## WHAT IS BEING ASKED
The records below should be written out again, exactly.

## EXERCISE DATA
----------------
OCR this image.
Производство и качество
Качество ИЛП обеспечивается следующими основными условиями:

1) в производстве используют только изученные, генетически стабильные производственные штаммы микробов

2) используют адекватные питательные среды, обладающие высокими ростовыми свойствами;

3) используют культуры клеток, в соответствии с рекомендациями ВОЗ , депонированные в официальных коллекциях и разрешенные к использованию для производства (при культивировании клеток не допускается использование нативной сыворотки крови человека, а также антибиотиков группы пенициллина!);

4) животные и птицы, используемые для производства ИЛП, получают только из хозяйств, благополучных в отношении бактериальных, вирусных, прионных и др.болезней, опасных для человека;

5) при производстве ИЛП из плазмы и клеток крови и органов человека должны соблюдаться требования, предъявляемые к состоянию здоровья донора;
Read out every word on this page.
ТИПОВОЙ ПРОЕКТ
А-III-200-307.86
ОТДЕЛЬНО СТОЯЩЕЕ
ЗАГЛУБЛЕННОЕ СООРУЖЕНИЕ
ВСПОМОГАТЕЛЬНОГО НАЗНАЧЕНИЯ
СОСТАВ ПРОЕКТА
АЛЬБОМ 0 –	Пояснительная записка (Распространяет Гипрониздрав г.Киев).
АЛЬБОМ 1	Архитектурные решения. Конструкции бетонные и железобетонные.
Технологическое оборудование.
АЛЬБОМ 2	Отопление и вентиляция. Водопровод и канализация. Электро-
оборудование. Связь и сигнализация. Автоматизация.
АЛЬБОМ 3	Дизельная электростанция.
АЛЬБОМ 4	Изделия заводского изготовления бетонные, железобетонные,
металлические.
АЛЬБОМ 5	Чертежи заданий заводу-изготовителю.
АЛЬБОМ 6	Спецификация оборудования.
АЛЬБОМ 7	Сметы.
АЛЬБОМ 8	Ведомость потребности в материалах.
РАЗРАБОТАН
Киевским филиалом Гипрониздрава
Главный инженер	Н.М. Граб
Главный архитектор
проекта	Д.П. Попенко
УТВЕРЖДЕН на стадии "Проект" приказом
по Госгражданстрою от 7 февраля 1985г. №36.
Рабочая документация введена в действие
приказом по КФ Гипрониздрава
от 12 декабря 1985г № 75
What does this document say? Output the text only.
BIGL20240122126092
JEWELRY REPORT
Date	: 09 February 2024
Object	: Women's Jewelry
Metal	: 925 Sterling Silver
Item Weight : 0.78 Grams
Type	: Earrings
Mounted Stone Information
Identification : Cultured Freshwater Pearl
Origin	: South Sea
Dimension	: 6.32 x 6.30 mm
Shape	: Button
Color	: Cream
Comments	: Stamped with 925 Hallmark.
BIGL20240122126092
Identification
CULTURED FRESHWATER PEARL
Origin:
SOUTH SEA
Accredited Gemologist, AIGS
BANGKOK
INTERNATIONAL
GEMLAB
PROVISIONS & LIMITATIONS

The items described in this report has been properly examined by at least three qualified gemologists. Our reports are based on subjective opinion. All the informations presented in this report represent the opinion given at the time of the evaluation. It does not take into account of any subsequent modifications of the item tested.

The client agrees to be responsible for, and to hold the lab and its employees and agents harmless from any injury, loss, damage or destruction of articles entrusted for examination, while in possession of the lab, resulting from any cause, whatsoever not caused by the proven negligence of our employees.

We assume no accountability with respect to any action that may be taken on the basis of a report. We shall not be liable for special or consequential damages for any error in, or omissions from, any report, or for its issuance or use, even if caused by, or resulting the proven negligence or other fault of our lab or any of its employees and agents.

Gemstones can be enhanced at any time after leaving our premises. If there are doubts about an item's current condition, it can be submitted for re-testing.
----------------
## WORKED ANSWER
OCR this image.
Производство и качество
Качество ИЛП обеспечивается следующими основными условиями:

1) в производстве используют только изученные, генетически стабильные производственные штаммы микробов

2) используют адекватные питательные среды, обладающие высокими ростовыми свойствами;

3) используют культуры клеток, в соответствии с рекомендациями ВОЗ , депонированные в официальных коллекциях и разрешенные к использованию для производства (при культивировании клеток не допускается использование нативной сыворотки крови человека, а также антибиотиков группы пенициллина!);

4) животные и птицы, используемые для производства ИЛП, получают только из хозяйств, благополучных в отношении бактериальных, вирусных, прионных и др.болезней, опасных для человека;

5) при производстве ИЛП из плазмы и клеток крови и органов человека должны соблюдаться требования, предъявляемые к состоянию здоровья донора;
Read out every word on this page.
ТИПОВОЙ ПРОЕКТ
А-III-200-307.86
ОТДЕЛЬНО СТОЯЩЕЕ
ЗАГЛУБЛЕННОЕ СООРУЖЕНИЕ
ВСПОМОГАТЕЛЬНОГО НАЗНАЧЕНИЯ
СОСТАВ ПРОЕКТА
АЛЬБОМ 0 –	Пояснительная записка (Распространяет Гипрониздрав г.Киев).
АЛЬБОМ 1	Архитектурные решения. Конструкции бетонные и железобетонные.
Технологическое оборудование.
АЛЬБОМ 2	Отопление и вентиляция. Водопровод и канализация. Электро-
оборудование. Связь и сигнализация. Автоматизация.
АЛЬБОМ 3	Дизельная электростанция.
АЛЬБОМ 4	Изделия заводского изготовления бетонные, железобетонные,
металлические.
АЛЬБОМ 5	Чертежи заданий заводу-изготовителю.
АЛЬБОМ 6	Спецификация оборудования.
АЛЬБОМ 7	Сметы.
АЛЬБОМ 8	Ведомость потребности в материалах.
РАЗРАБОТАН
Киевским филиалом Гипрониздрава
Главный инженер	Н.М. Граб
Главный архитектор
проекта	Д.П. Попенко
УТВЕРЖДЕН на стадии "Проект" приказом
по Госгражданстрою от 7 февраля 1985г. №36.
Рабочая документация введена в действие
приказом по КФ Гипрониздрава
от 12 декабря 1985г № 75
What does this document say? Output the text only.
BIGL20240122126092
JEWELRY REPORT
Date	: 09 February 2024
Object	: Women's Jewelry
Metal	: 925 Sterling Silver
Item Weight : 0.78 Grams
Type	: Earrings
Mounted Stone Information
Identification : Cultured Freshwater Pearl
Origin	: South Sea
Dimension	: 6.32 x 6.30 mm
Shape	: Button
Color	: Cream
Comments	: Stamped with 925 Hallmark.
BIGL20240122126092
Identification
CULTURED FRESHWATER PEARL
Origin:
SOUTH SEA
Accredited Gemologist, AIGS
BANGKOK
INTERNATIONAL
GEMLAB
PROVISIONS & LIMITATIONS

The items described in this report has been properly examined by at least three qualified gemologists. Our reports are based on subjective opinion. All the informations presented in this report represent the opinion given at the time of the evaluation. It does not take into account of any subsequent modifications of the item tested.

The client agrees to be responsible for, and to hold the lab and its employees and agents harmless from any injury, loss, damage or destruction of articles entrusted for examination, while in possession of the lab, resulting from any cause, whatsoever not caused by the proven negligence of our employees.

We assume no accountability with respect to any action that may be taken on the basis of a report. We shall not be liable for special or consequential damages for any error in, or omissions from, any report, or for its issuance or use, even if caused by, or resulting the proven negligence or other fault of our lab or any of its employees and agents.

Gemstones can be enhanced at any time after leaving our premises. If there are doubts about an item's current condition, it can be submitted for re-testing.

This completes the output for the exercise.